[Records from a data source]

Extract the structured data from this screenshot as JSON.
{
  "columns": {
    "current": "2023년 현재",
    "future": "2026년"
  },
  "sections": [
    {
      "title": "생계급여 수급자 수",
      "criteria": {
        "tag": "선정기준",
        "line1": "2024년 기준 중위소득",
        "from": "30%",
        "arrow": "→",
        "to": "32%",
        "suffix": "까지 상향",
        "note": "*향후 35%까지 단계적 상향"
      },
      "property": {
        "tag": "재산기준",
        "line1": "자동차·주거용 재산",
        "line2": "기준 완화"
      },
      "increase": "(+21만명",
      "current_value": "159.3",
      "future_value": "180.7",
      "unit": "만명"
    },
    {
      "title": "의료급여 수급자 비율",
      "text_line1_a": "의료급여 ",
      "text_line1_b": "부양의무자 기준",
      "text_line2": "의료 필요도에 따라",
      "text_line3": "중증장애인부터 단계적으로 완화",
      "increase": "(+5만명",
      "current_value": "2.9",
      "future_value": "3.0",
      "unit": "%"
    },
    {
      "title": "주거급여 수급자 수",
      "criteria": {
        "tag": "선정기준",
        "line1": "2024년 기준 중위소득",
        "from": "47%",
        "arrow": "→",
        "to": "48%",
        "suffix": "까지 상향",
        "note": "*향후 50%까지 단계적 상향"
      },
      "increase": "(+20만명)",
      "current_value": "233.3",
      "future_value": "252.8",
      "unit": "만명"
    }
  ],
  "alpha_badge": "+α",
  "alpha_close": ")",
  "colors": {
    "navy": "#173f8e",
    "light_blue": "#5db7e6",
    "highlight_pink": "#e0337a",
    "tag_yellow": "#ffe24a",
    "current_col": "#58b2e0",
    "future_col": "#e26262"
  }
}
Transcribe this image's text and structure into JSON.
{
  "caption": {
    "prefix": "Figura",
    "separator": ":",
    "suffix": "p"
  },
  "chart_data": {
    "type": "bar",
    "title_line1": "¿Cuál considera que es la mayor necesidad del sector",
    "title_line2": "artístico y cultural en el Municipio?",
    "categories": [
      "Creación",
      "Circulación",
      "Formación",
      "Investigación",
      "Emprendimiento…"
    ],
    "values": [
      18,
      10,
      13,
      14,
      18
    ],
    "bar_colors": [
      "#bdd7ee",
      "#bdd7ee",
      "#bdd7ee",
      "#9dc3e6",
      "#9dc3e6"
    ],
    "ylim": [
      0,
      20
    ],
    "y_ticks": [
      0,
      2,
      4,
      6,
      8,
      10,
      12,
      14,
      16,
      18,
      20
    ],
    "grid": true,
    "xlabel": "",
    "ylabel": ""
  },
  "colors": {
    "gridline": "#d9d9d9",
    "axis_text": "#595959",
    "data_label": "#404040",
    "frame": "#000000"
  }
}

### [Direction]
Gather up the lines containing the word "JSON" from these records and copy them.

### [Worked answer]
Extract the structured data from this screenshot as JSON.
Transcribe this image's text and structure into JSON.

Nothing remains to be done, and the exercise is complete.